━━━━━ Dataset extract

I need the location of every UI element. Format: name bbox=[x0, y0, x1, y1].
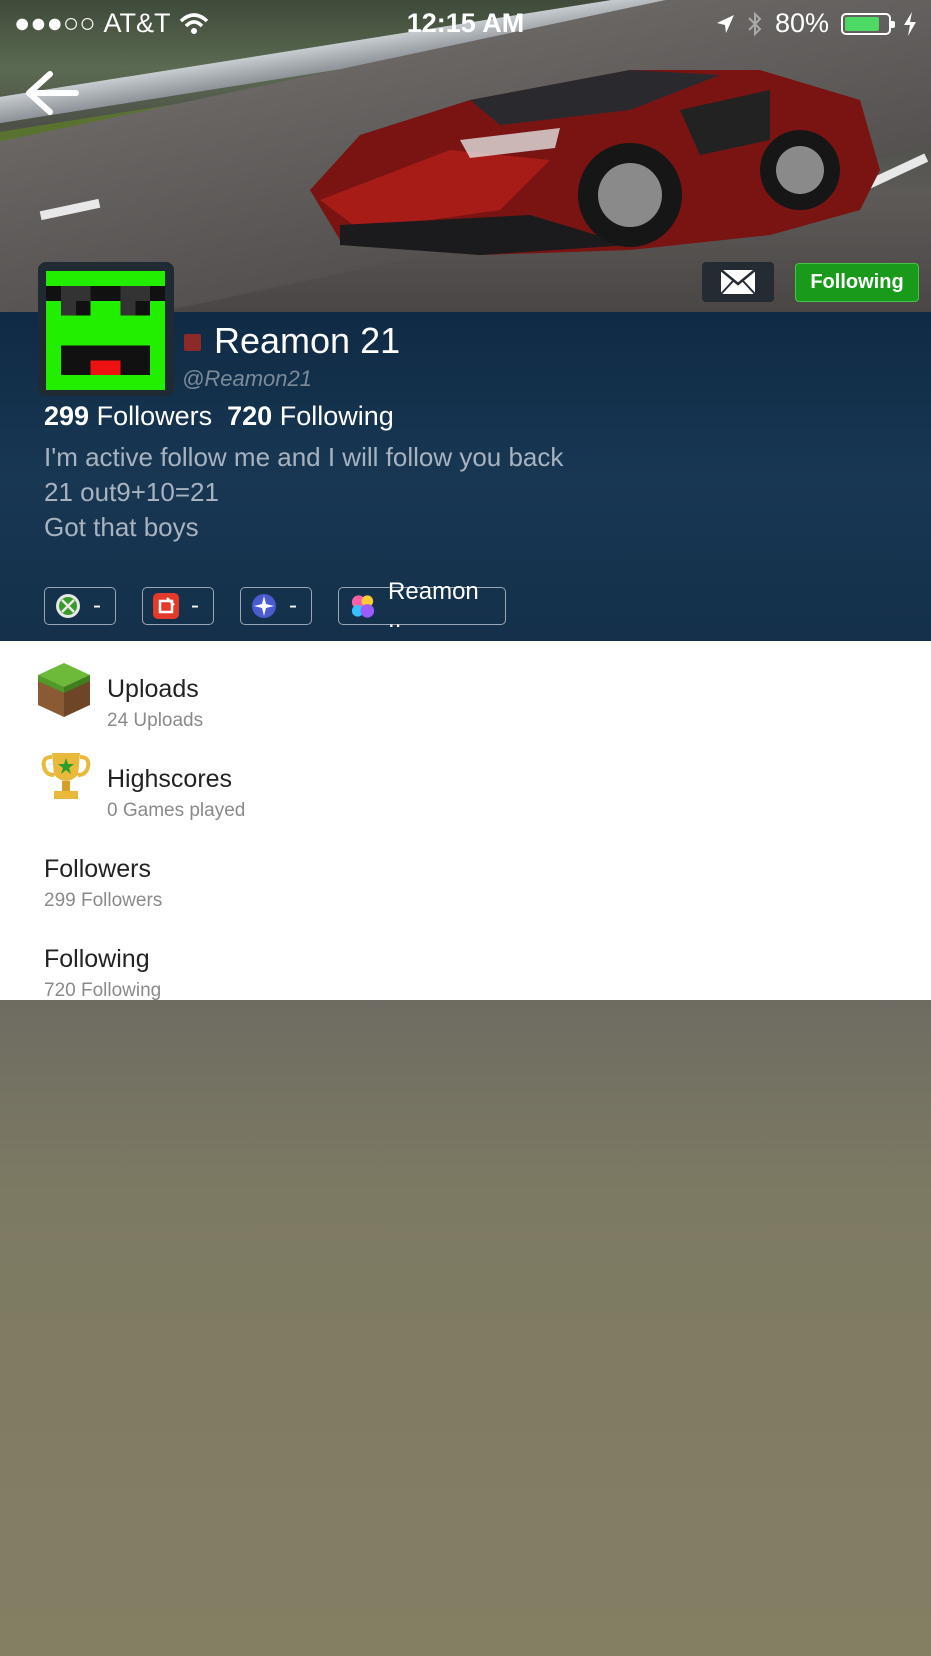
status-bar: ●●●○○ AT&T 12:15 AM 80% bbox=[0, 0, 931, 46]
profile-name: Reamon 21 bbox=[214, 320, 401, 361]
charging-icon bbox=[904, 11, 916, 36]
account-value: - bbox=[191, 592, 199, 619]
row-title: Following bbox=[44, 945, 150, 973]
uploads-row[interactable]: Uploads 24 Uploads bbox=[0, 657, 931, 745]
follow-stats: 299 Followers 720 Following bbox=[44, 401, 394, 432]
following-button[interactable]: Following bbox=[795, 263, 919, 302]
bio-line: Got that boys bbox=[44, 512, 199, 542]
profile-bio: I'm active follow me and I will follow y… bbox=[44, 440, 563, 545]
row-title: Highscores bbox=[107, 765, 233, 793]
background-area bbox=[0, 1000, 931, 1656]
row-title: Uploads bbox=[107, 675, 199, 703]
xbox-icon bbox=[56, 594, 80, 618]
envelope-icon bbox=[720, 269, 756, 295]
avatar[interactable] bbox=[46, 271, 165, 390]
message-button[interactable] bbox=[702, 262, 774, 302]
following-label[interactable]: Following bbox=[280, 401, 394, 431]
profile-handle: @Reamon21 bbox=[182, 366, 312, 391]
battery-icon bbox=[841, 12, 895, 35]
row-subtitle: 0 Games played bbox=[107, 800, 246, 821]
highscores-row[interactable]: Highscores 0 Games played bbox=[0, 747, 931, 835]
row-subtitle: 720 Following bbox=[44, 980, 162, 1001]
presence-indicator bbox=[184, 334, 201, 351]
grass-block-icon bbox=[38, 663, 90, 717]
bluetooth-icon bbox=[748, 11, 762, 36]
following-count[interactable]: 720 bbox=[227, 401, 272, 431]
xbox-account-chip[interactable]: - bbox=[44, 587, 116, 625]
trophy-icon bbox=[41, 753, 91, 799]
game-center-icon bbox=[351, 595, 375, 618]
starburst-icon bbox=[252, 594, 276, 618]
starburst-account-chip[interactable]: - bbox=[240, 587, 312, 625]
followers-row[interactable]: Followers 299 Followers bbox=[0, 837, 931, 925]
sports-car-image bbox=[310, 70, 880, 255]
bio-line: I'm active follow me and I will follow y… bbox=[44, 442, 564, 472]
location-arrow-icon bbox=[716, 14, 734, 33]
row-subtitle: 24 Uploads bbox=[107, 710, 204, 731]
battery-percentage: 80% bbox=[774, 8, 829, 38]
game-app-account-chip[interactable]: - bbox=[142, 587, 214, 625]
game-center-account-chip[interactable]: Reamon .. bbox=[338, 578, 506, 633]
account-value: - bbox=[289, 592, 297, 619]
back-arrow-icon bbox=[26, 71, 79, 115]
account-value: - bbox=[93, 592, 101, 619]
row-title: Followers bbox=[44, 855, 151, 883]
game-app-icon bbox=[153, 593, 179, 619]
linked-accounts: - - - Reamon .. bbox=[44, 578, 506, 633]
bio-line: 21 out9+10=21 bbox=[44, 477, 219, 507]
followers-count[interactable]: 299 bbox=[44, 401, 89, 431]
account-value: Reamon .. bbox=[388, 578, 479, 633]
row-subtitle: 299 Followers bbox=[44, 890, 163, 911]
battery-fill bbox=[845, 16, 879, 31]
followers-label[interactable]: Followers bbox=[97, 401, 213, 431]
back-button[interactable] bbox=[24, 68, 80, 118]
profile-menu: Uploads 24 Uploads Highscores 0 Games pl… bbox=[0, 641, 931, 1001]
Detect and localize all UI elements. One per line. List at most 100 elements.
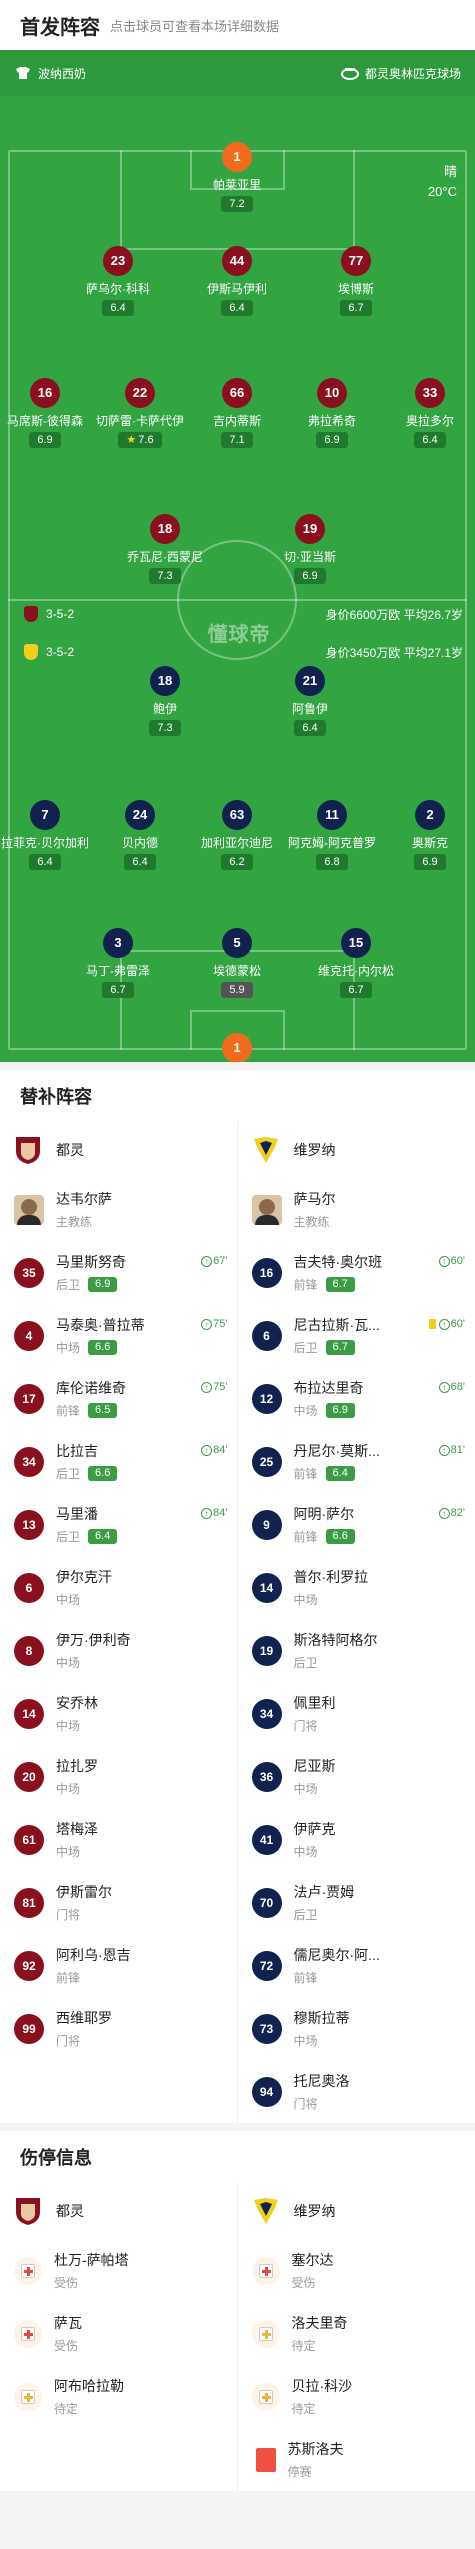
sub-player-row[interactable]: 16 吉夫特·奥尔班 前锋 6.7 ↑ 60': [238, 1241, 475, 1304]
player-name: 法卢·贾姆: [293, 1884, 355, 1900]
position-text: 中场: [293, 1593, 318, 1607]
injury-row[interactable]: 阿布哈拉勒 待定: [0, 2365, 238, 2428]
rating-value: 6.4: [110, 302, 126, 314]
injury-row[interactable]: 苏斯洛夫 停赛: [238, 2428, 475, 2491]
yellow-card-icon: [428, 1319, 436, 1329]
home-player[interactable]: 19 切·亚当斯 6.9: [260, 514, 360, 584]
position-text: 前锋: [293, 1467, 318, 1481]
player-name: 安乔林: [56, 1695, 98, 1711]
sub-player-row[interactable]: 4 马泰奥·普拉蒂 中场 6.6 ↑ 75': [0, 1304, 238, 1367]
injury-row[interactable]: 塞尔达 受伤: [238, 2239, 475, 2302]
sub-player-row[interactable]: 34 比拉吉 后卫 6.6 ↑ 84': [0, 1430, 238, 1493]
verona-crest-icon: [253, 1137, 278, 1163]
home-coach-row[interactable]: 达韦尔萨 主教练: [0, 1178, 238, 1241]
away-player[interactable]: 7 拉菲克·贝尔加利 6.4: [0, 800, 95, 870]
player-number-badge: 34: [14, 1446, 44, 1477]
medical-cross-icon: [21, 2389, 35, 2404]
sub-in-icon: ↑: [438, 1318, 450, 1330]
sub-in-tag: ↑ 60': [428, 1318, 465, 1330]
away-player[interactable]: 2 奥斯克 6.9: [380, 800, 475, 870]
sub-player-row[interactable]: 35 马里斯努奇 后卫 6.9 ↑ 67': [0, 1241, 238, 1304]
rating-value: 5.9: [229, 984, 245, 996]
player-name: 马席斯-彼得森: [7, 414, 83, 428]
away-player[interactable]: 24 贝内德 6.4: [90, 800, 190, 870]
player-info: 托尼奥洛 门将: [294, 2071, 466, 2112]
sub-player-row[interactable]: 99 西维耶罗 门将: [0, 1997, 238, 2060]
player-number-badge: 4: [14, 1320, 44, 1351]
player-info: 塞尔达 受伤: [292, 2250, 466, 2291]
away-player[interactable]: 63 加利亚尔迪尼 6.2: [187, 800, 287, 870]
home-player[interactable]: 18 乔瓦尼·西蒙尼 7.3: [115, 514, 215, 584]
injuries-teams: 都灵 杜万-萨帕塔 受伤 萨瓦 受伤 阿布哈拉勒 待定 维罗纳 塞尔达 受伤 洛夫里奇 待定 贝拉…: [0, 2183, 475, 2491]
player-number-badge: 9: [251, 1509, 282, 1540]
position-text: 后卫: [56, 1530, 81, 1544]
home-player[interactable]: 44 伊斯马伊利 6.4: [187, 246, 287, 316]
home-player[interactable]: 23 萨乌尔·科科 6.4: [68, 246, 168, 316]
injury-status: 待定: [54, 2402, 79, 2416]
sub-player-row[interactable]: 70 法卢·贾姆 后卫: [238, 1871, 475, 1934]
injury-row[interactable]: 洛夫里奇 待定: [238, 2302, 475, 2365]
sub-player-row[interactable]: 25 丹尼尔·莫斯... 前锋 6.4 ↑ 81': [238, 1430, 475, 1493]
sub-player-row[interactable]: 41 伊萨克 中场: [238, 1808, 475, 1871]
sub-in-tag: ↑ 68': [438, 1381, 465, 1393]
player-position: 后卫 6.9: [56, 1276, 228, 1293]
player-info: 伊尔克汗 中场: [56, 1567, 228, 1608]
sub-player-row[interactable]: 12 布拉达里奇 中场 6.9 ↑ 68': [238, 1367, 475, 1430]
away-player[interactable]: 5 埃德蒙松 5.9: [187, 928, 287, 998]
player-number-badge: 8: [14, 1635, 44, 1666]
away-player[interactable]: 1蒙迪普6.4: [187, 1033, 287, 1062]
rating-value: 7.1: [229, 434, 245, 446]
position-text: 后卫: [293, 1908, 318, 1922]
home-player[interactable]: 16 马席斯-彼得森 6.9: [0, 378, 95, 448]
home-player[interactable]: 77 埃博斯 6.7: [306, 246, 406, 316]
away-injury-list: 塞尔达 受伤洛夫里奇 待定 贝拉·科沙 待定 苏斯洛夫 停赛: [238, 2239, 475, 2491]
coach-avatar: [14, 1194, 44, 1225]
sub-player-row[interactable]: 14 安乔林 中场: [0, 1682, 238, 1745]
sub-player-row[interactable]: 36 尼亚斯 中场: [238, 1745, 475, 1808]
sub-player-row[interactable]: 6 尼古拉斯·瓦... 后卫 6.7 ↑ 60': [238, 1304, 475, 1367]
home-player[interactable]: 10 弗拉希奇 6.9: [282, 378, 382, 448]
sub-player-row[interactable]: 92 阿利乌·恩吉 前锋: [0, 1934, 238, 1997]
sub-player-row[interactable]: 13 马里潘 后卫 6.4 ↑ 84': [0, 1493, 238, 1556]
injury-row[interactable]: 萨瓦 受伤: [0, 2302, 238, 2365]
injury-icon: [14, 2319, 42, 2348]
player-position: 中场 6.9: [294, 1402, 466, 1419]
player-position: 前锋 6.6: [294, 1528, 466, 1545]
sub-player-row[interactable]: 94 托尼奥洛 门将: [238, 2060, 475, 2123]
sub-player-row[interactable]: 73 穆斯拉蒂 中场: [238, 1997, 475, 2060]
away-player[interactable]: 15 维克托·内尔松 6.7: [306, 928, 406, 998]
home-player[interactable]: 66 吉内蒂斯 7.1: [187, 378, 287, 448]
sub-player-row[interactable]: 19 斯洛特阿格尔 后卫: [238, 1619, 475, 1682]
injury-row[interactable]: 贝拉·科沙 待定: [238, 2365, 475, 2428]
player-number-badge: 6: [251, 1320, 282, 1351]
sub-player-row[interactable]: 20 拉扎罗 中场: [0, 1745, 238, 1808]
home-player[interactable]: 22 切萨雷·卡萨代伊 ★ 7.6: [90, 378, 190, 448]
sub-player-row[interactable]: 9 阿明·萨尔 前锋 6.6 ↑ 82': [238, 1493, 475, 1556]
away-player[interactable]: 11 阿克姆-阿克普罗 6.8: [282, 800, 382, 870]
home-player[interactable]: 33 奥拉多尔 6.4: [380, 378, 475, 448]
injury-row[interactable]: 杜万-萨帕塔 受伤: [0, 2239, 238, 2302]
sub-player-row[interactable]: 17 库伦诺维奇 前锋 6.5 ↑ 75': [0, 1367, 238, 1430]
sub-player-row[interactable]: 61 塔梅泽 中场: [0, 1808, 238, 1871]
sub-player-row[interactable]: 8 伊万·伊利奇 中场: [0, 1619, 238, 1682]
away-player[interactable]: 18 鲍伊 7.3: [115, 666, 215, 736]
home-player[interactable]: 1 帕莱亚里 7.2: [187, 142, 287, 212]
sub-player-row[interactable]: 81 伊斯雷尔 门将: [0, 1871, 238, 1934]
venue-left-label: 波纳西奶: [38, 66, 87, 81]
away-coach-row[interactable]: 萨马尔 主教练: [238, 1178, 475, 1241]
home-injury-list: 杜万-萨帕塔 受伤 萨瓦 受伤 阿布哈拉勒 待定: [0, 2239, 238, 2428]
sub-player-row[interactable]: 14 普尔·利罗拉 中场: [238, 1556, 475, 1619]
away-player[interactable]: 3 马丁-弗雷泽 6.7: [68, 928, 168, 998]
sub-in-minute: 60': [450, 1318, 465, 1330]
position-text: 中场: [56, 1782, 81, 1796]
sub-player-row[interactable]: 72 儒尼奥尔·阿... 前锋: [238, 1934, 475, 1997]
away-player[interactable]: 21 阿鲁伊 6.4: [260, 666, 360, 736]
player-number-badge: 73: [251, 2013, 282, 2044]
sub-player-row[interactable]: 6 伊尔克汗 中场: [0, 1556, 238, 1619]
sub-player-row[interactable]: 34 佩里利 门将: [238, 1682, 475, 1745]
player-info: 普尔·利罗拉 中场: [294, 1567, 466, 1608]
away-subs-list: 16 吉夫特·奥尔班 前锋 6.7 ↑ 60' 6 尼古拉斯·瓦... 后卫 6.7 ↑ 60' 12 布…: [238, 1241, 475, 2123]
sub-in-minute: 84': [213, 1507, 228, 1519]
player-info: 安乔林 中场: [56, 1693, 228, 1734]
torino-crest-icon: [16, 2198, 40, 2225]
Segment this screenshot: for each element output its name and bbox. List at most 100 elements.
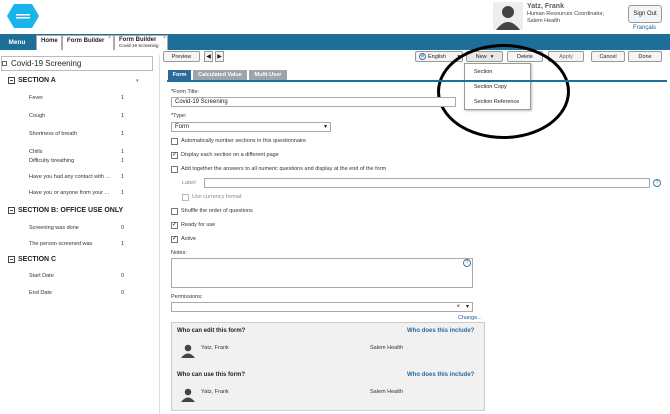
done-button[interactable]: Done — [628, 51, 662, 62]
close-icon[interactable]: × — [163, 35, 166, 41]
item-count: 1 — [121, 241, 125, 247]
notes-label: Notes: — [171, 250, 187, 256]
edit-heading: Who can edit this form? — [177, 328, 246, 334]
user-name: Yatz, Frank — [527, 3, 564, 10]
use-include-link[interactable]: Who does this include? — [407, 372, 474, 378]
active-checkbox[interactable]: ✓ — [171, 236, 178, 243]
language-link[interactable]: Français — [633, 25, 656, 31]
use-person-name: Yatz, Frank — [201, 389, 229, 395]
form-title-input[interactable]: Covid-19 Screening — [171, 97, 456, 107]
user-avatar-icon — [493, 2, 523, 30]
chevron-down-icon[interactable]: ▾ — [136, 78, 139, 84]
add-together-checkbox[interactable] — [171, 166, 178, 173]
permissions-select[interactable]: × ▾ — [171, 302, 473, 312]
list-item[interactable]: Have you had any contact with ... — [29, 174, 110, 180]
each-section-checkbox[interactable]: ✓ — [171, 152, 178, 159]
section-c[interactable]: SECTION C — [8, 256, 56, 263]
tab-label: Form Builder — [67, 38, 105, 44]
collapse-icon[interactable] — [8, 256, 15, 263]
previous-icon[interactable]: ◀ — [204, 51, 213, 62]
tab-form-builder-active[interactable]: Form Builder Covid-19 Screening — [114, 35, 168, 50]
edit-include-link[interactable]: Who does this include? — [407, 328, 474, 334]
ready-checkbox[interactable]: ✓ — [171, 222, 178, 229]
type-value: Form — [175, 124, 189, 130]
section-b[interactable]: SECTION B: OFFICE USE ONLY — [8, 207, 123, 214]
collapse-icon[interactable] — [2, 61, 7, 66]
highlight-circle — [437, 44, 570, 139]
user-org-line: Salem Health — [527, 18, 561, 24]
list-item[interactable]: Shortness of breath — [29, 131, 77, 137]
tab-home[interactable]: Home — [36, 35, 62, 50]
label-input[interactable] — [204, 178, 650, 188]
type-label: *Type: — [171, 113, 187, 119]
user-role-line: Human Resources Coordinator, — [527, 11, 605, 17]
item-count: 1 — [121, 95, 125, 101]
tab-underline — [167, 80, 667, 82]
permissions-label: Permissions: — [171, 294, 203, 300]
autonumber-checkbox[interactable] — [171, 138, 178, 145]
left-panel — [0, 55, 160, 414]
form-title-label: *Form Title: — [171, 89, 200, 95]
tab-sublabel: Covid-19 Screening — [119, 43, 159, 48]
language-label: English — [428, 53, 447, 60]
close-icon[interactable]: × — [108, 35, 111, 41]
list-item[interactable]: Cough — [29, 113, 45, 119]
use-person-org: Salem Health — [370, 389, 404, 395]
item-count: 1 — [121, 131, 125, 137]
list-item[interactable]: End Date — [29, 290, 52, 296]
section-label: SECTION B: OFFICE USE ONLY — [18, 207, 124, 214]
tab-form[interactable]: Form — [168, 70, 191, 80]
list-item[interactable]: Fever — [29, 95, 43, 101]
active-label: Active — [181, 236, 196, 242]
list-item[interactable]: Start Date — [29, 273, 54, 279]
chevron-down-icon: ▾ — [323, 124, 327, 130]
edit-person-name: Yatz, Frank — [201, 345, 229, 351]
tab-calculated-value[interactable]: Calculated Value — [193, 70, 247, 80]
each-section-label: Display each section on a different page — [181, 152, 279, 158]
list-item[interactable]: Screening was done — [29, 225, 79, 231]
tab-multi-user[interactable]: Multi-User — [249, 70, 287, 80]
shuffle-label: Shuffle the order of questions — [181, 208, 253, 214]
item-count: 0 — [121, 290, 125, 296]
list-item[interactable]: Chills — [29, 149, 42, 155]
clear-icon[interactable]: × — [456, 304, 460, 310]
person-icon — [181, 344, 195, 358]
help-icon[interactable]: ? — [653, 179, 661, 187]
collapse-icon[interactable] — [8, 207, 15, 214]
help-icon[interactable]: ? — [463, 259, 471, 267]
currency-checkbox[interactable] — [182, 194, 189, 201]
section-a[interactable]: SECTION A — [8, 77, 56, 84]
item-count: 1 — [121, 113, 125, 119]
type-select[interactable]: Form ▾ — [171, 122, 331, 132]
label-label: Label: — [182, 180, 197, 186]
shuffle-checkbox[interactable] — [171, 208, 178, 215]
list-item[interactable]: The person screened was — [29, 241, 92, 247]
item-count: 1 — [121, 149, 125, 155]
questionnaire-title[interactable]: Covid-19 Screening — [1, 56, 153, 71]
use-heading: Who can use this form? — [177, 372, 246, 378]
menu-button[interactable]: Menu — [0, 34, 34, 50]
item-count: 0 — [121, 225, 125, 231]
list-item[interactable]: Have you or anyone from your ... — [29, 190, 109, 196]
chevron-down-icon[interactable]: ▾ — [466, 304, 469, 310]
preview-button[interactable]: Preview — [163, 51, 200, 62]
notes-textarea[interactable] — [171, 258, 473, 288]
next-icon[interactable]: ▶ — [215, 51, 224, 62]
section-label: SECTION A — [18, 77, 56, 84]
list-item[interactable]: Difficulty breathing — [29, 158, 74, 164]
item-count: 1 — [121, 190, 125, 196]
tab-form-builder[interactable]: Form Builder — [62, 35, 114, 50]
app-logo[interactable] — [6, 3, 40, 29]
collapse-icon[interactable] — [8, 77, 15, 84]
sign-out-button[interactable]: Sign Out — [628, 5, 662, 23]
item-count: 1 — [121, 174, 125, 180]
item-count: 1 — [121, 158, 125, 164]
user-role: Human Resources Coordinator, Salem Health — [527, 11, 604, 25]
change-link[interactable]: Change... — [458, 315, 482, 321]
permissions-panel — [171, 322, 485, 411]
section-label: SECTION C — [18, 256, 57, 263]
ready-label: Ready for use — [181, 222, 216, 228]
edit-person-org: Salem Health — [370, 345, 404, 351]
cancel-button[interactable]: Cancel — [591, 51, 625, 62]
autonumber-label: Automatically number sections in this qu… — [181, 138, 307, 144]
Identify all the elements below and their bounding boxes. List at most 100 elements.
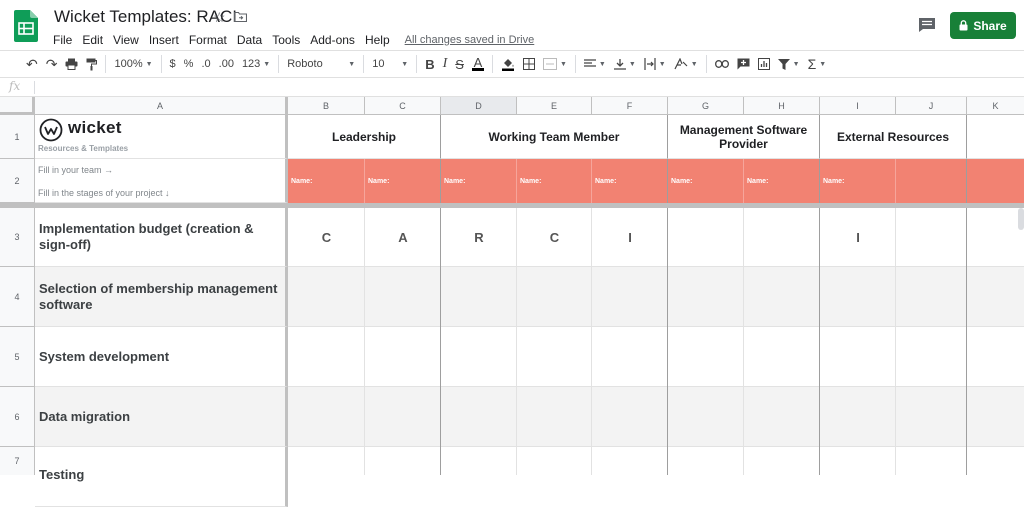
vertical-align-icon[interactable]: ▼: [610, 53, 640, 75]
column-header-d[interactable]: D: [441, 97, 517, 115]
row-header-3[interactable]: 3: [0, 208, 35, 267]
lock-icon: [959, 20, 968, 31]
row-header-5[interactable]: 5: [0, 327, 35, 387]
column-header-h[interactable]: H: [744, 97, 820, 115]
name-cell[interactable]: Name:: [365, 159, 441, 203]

━━━━━━━━━━

Work to be completed
Print the lines from the one containing "vertical-align-icon[interactable]: ▼: [610, 53, 640, 75]" to the one containing "row-header-5[interactable]: 5: [0, 327, 35, 387]", exactly as they appear, including both of those lines.

Exercise answer
vertical-align-icon[interactable]: ▼: [610, 53, 640, 75]
column-header-d[interactable]: D: [441, 97, 517, 115]
row-header-3[interactable]: 3: [0, 208, 35, 267]
lock-icon: [959, 20, 968, 31]
row-header-5[interactable]: 5: [0, 327, 35, 387]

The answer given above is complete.